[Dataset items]
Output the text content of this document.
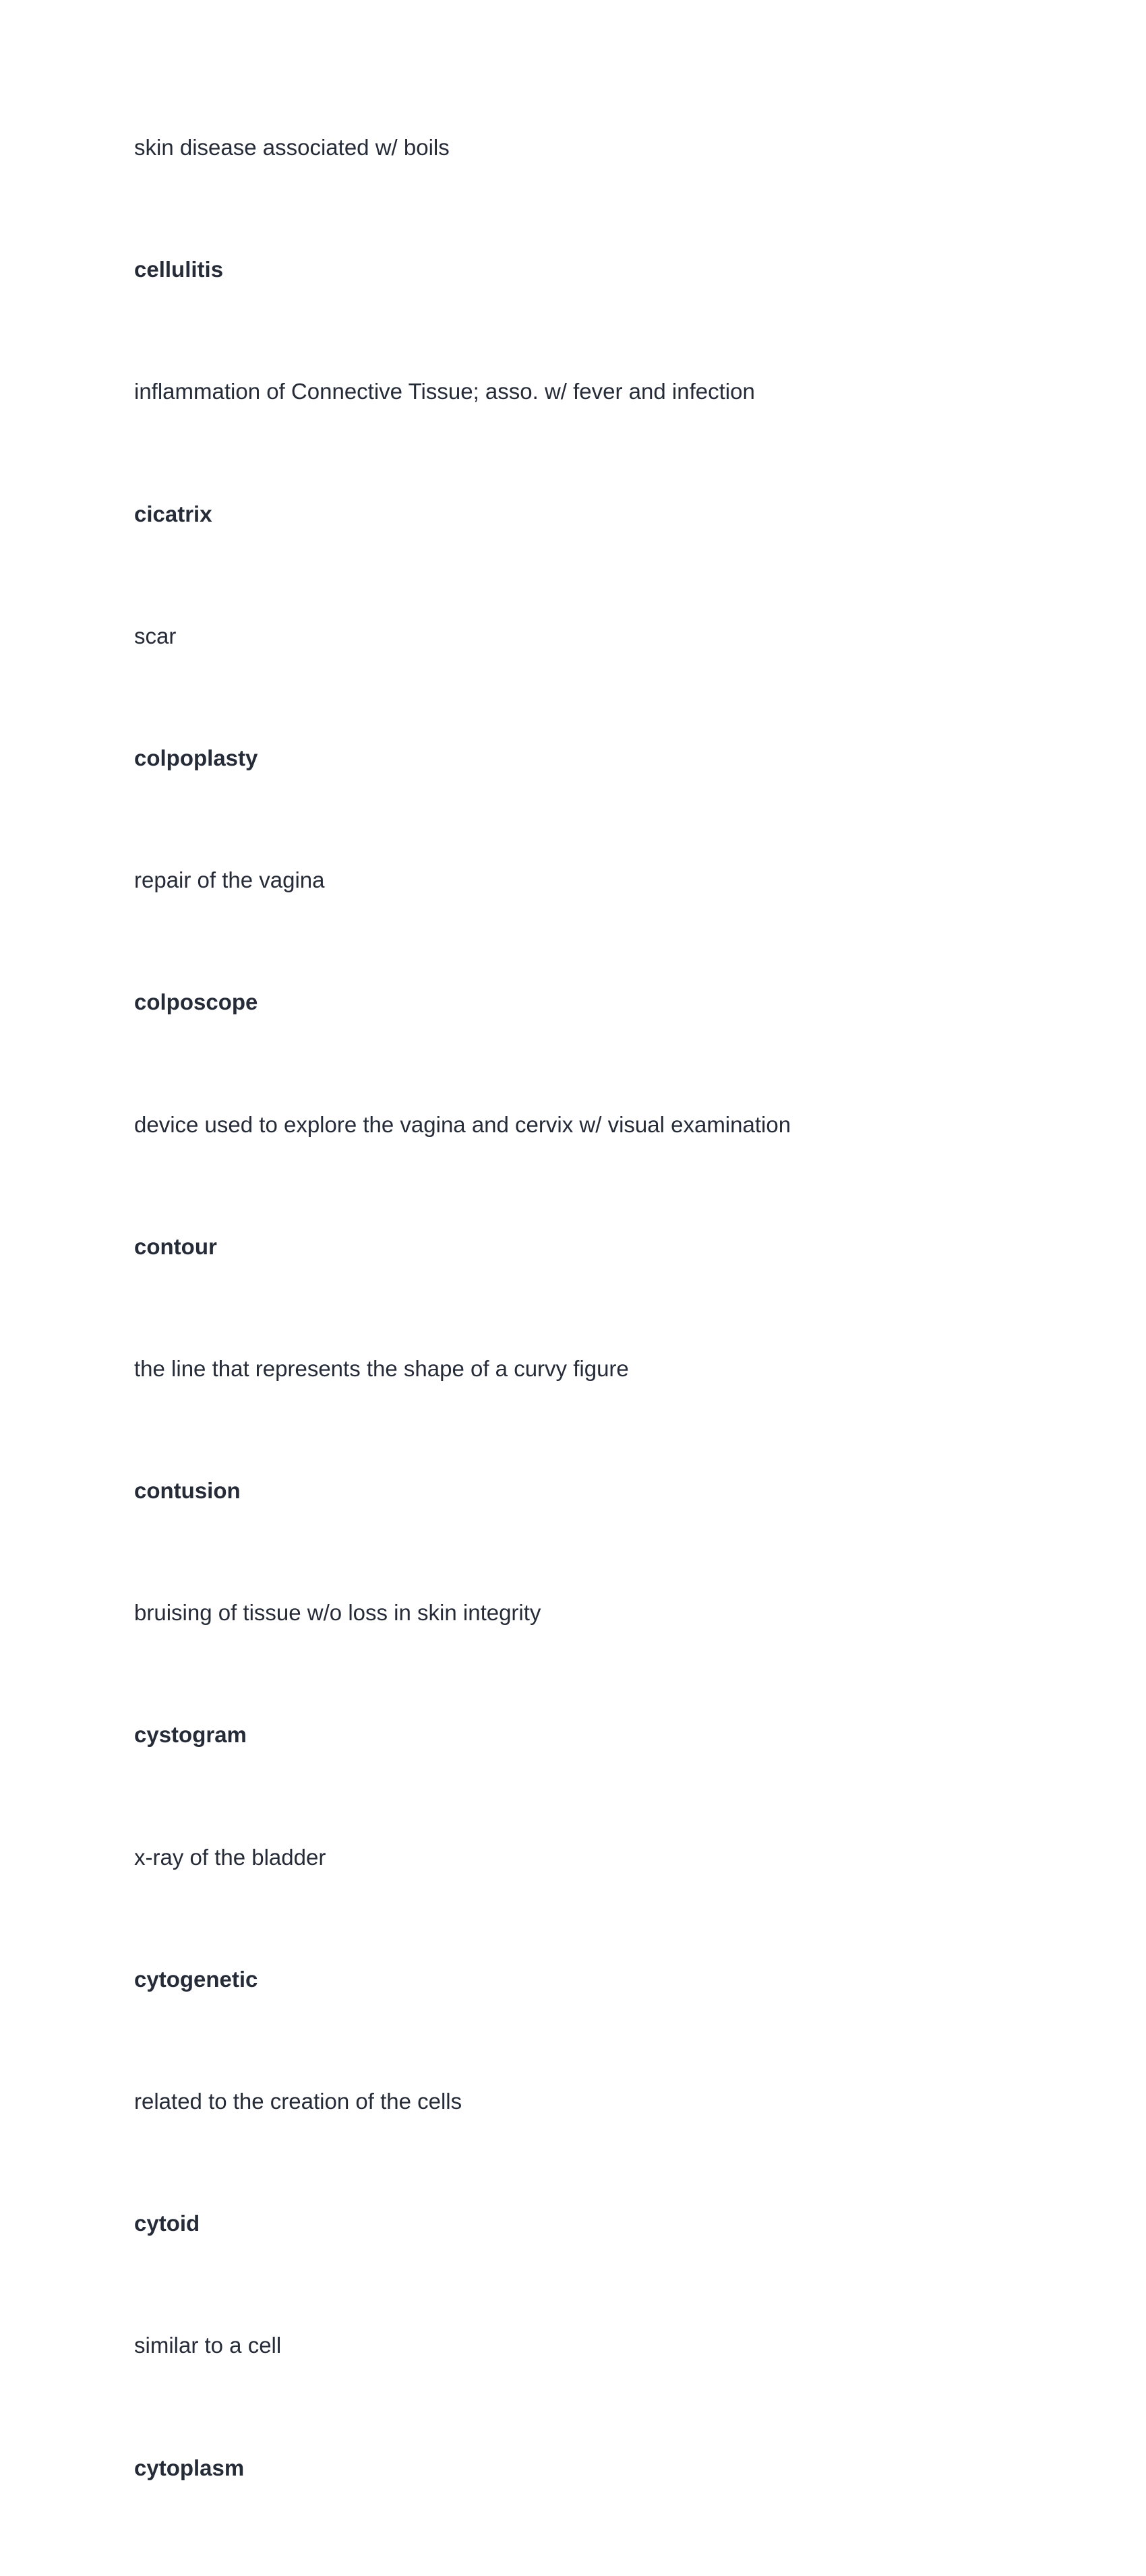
skin disease associated w/ boils
cellulitis
inflammation of Connective Tissue; asso. w/ fever and infection
cicatrix
scar
colpoplasty
repair of the vagina
colposcope
device used to explore the vagina and cervix w/ visual examination
contour
the line that represents the shape of a curvy figure
contusion
bruising of tissue w/o loss in skin integrity
cystogram
x-ray of the bladder
cytogenetic
related to the creation of the cells
cytoid
similar to a cell
cytoplasm
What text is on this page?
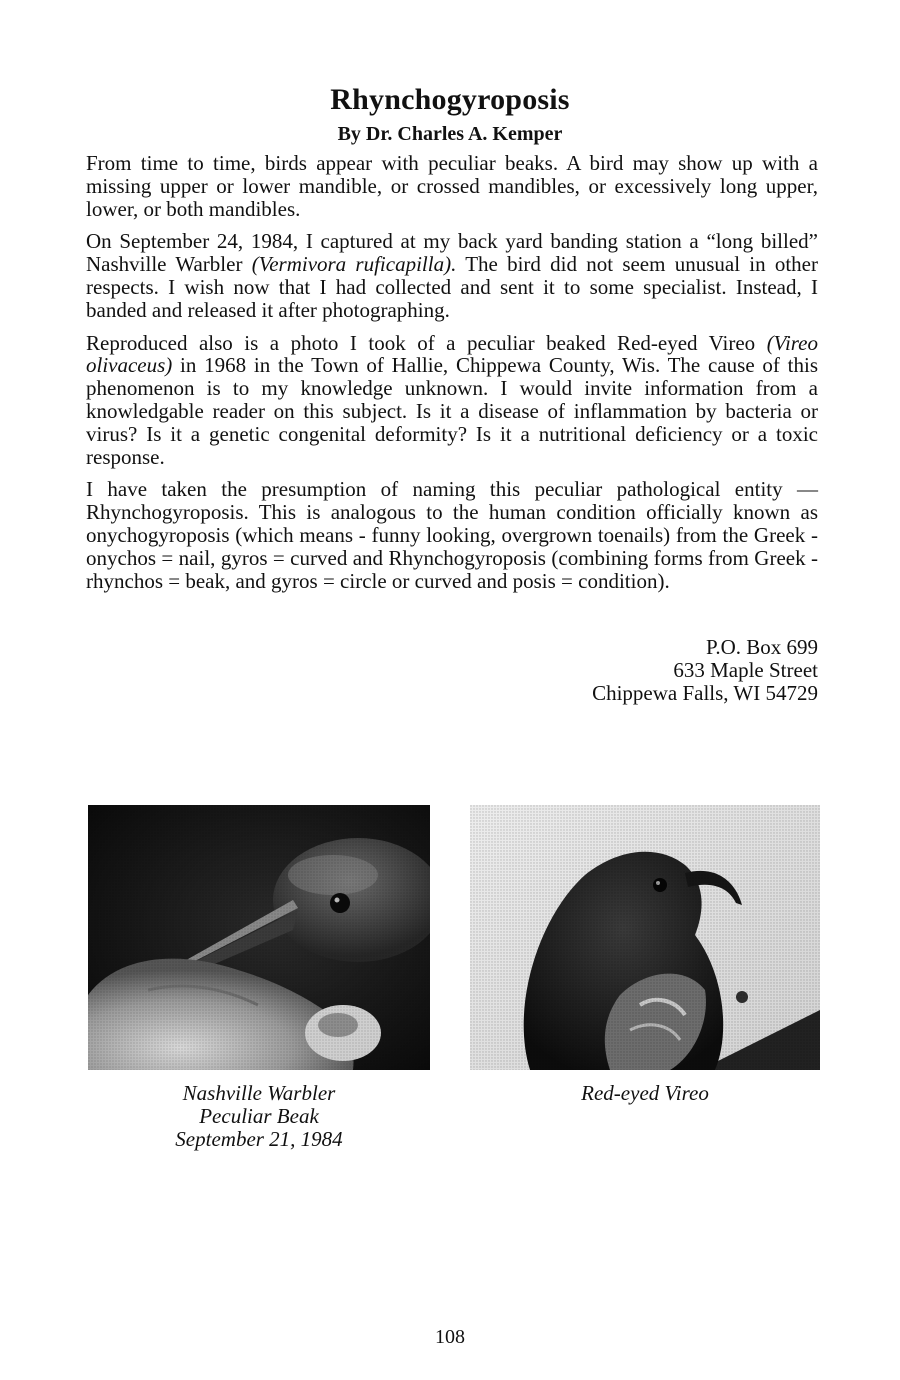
Rhynchogyroposis
By Dr. Charles A. Kemper

From time to time, birds appear with peculiar beaks. A bird may show up with a missing upper or lower mandible, or crossed mandibles, or excessively long upper, lower, or both mandibles.

On September 24, 1984, I captured at my back yard banding station a “long billed” Nashville Warbler (Vermivora ruficapilla). The bird did not seem unusual in other respects. I wish now that I had collected and sent it to some specialist. Instead, I banded and released it after photographing.

Reproduced also is a photo I took of a peculiar beaked Red-eyed Vireo (Vireo olivaceus) in 1968 in the Town of Hallie, Chippewa County, Wis. The cause of this phenomenon is to my knowledge unknown. I would invite information from a knowledgable reader on this subject. Is it a disease of inflammation by bacteria or virus? Is it a genetic congenital deformity? Is it a nutritional deficiency or a toxic response.

I have taken the presumption of naming this peculiar pathological entity — Rhynchogyroposis. This is analogous to the human condition officially known as onychogyroposis (which means - funny looking, overgrown toenails) from the Greek - onychos = nail, gyros = curved and Rhynchogyroposis (combining forms from Greek - rhynchos = beak, and gyros = circle or curved and posis = condition).

P.O. Box 699
633 Maple Street
Chippewa Falls, WI 54729
Nashville Warbler
Peculiar Beak
September 21, 1984
Red-eyed Vireo
108
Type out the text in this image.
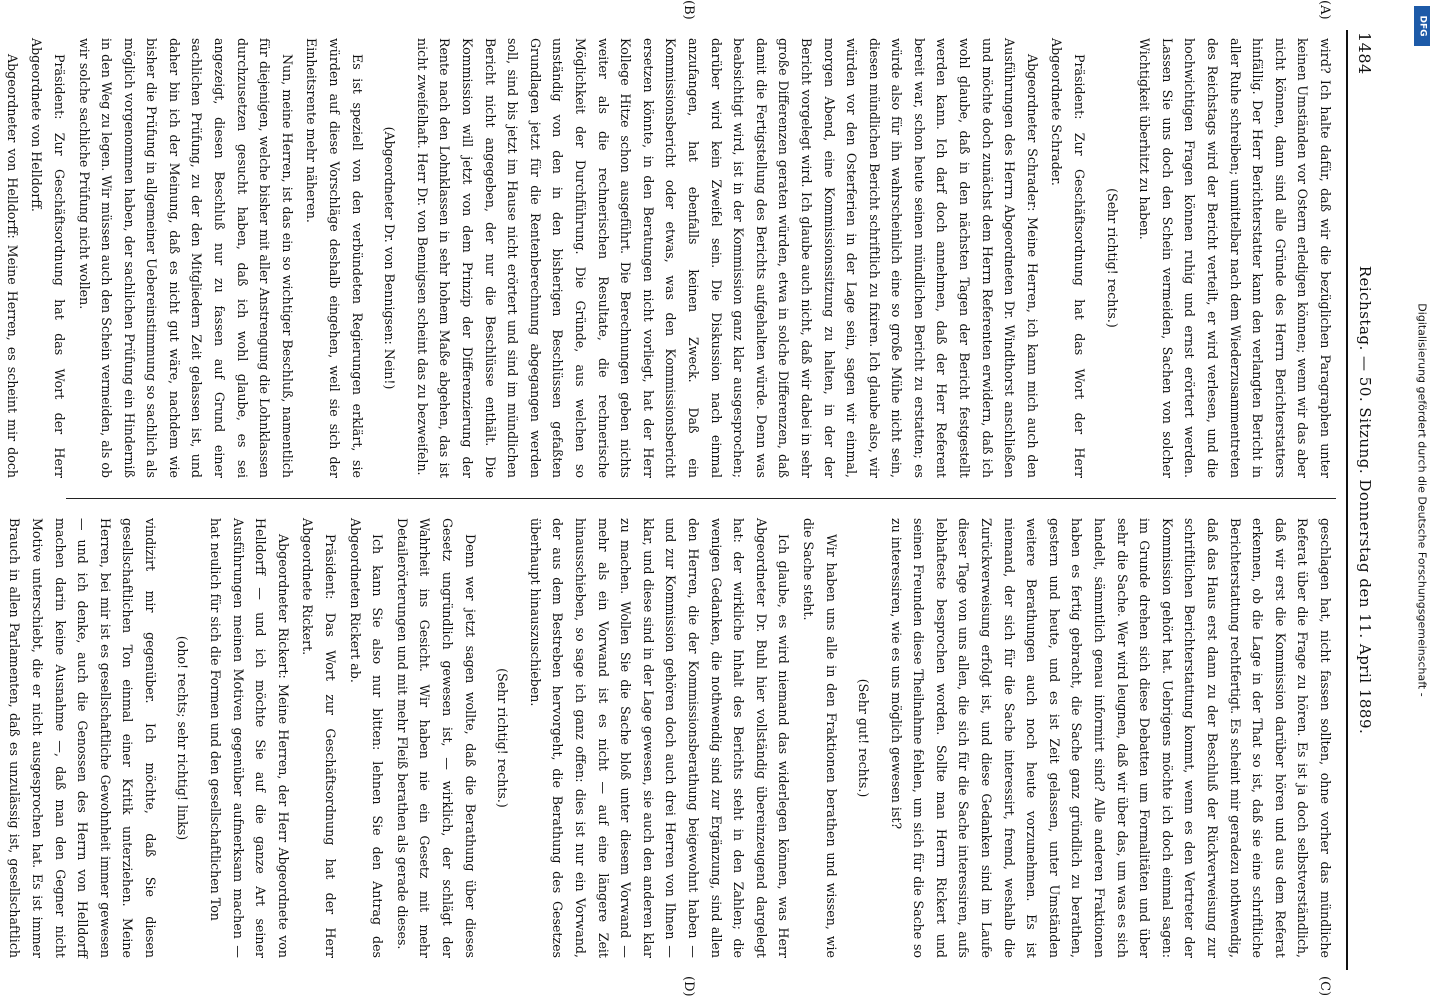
1484
Reichstag. — 50. Sitzung. Donnerstag den 11. April 1889.
(A)
(B)
(C)
(D)

wird? Ich halte dafür, daß wir die bezüglichen Paragraphen unter keinen Umständen vor Ostern erledigen können; wenn wir das aber nicht können, dann sind alle Gründe des Herrn Berichterstatters hinfällig. Der Herr Berichterstatter kann den verlangten Bericht in aller Ruhe schreiben; unmittelbar nach dem Wiederzusammentreten des Reichstags wird der Bericht verteilt, er wird verlesen, und die hochwichtigen Fragen können ruhig und ernst erörtert werden. Lassen Sie uns doch den Schein vermeiden, Sachen von solcher Wichtigkeit überhitzt zu haben.

(Sehr richtig! rechts.)

Präsident: Zur Geschäftsordnung hat das Wort der Herr Abgeordnete Schrader.

Abgeordneter Schrader: Meine Herren, ich kann mich auch den Ausführungen des Herrn Abgeordneten Dr. Windthorst anschließen und möchte doch zunächst dem Herrn Referenten erwidern, daß ich wohl glaube, daß in den nächsten Tagen der Bericht festgestellt werden kann. Ich darf doch annehmen, daß der Herr Referent bereit war, schon heute seinen mündlichen Bericht zu erstatten; es würde also für ihn wahrscheinlich eine so große Mühe nicht sein, diesen mündlichen Bericht schriftlich zu fixiren. Ich glaube also, wir würden vor den Osterferien in der Lage sein, sagen wir einmal, morgen Abend, eine Kommissionssitzung zu halten, in der der Bericht vorgelegt wird. Ich glaube auch nicht, daß wir dabei in sehr große Differenzen geraten würden, etwa in solche Differenzen, daß damit die Fertigstellung des Berichts aufgehalten würde. Denn was beabsichtigt wird, ist in der Kommission ganz klar ausgesprochen; darüber wird kein Zweifel sein. Die Diskussion nach einmal anzufangen, hat ebenfalls keinen Zweck. Daß ein Kommissionsbericht oder etwas, was den Kommissionsbericht ersetzen könnte, in den Beratungen nicht vorliegt, hat der Herr Kollege Hitze schon ausgeführt. Die Berechnungen geben nichts weiter als die rechnerischen Resultate, die rechnerische Möglichkeit der Durchführung. Die Gründe, aus welchen so unständig von den in den bisherigen Beschlüssen gefaßten Grundlagen jetzt für die Rentenberechnung abgegangen werden soll, sind bis jetzt im Hause nicht erörtert und sind im mündlichen Bericht nicht angegeben, der nur die Beschlüsse enthält. Die Kommission will jetzt von dem Prinzip der Differenzierung der Rente nach den Lohnklassen in sehr hohem Maße abgehen, das ist nicht zweifelhaft. Herr Dr. von Bennigsen scheint das zu bezweifeln.

(Abgeordneter Dr. von Bennigsen: Nein!)

Es ist speziell von den verbündeten Regierungen erklärt, sie würden auf diese Vorschläge deshalb eingehen, weil sie sich der Einheitsrente mehr näheren.

Nun, meine Herren, ist das ein so wichtiger Beschluß, namentlich für diejenigen, welche bisher mit aller Anstrengung die Lohnklassen durchzusetzen gesucht haben, daß ich wohl glaube, es sei angezeigt, diesen Beschluß nur zu fassen auf Grund einer sachlichen Prüfung, zu der den Mitgliedern Zeit gelassen ist, und daher bin ich der Meinung, daß es nicht gut wäre, nachdem wie bisher die Prüfung in allgemeiner Uebereinstimmung so sachlich als möglich vorgenommen haben, der sachlichen Prüfung ein Hinderniß in den Weg zu legen. Wir müssen auch den Schein vermeiden, als ob wir solche sachliche Prüfung nicht wollen.

Präsident: Zur Geschäftsordnung hat das Wort der Herr Abgeordnete von Helldorff.

Abgeordneter von Helldorff: Meine Herren, es scheint mir doch

geschlagen hat, nicht fassen sollten, ohne vorher das mündliche Referat über die Frage zu hören. Es ist ja doch selbstverständlich, daß wir erst die Kommission darüber hören und aus dem Referat erkennen, ob die Lage in der That so ist, daß sie eine schriftliche Berichterstattung rechtfertigt. Es scheint mir geradezu nothwendig, daß das Haus erst dann zu der Beschluß der Rückverweisung zur schriftlichen Berichterstattung kommt, wenn es den Vertreter der Kommission gehört hat. Uebrigens möchte ich doch einmal sagen: im Grunde drehen sich diese Debatten um Formalitäten und über sehr die Sache. Wer wird leugnen, daß wir über das, um was es sich handelt, sämmtlich genau informirt sind? Alle anderen Fraktionen haben es fertig gebracht, die Sache ganz gründlich zu berathen, gestern und heute, und es ist Zeit gelassen, unter Umständen weitere Berathungen auch noch heute vorzunehmen. Es ist niemand, der sich für die Sache interessirt, fremd, weshalb die Zurückverweisung erfolgt ist, und diese Gedanken sind im Laufe dieser Tage von uns allen, die sich für die Sache interessiren, aufs lebhafteste besprochen worden. Sollte man Herrn Rickert und seinen Freunden diese Theilnahme fehlen, um sich für die Sache so zu interessiren, wie es uns möglich gewesen ist?

(Sehr gut! rechts.)

Wir haben uns alle in den Fraktionen berathen und wissen, wie die Sache steht.

Ich glaube, es wird niemand das widerlegen können, was Herr Abgeordneter Dr. Buhl hier vollständig übereinzeugend dargelegt hat: der wirkliche Inhalt des Berichts steht in den Zahlen; die wenigen Gedanken, die nothwendig sind zur Ergänzung, sind allen den Herren, die der Kommissionsberathung beigewohnt haben — und zur Kommission gehören doch auch drei Herren von Ihnen — klar, und diese sind in der Lage gewesen, sie auch den anderen klar zu machen. Wollen Sie die Sache bloß unter diesem Vorwand — mehr als ein Vorwand ist es nicht — auf eine längere Zeit hinausschieben, so sage ich ganz offen: dies ist nur ein Vorwand, der aus dem Bestreben hervorgeht, die Berathung des Gesetzes überhaupt hinauszuschieben.

(Sehr richtig! rechts.)

Denn wer jetzt sagen wollte, daß die Berathung über dieses Gesetz ungründlich gewesen ist, — wirklich, der schlägt der Wahrheit ins Gesicht. Wir haben nie ein Gesetz mit mehr Detailerörterungen und mit mehr Fleiß berathen als gerade dieses.

Ich kann Sie also nur bitten: lehnen Sie den Antrag des Abgeordneten Rickert ab.

Präsident: Das Wort zur Geschäftsordnung hat der Herr Abgeordnete Rickert.

Abgeordneter Rickert: Meine Herren, der Herr Abgeordnete von Helldorff — und ich möchte Sie auf die ganze Art seiner Ausführungen meinen Motiven gegenüber aufmerksam machen — hat neulich für sich die Formen und den gesellschaftlichen Ton

(oho! rechts; sehr richtig! links)

vindizirt mir gegenüber. Ich möchte, daß Sie diesen gesellschaftlichen Ton einmal einer Kritik unterziehen. Meine Herren, bei mir ist es gesellschaftliche Gewohnheit immer gewesen — und ich denke, auch die Genossen des Herrn von Helldorff machen darin keine Ausnahme —, daß man den Gegner nicht Motive unterschiebt, die er nicht ausgesprochen hat. Es ist immer Brauch in allen Parlamenten, daß es unzulässig ist, gesellschaftlich

Digitalisierung gefördert durch die Deutsche Forschungsgemeinschaft -
DFG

• _Work required_: Go through the records line by line, and copy each line that holds the string "bird".

• _Exercise solution_:
From time to time, birds appear with peculiar beaks. A bird may show up with a missing upper or lower mandible, or crossed mandibles, or excessively long upper, lower, or both mandibles.
On September 24, 1984, I captured at my back yard banding station a “long billed” Nashville Warbler (Vermivora ruficapilla). The bird did not seem unusual in other respects. I wish now that I had collected and sent it to some specialist. Instead, I banded and released it after photographing.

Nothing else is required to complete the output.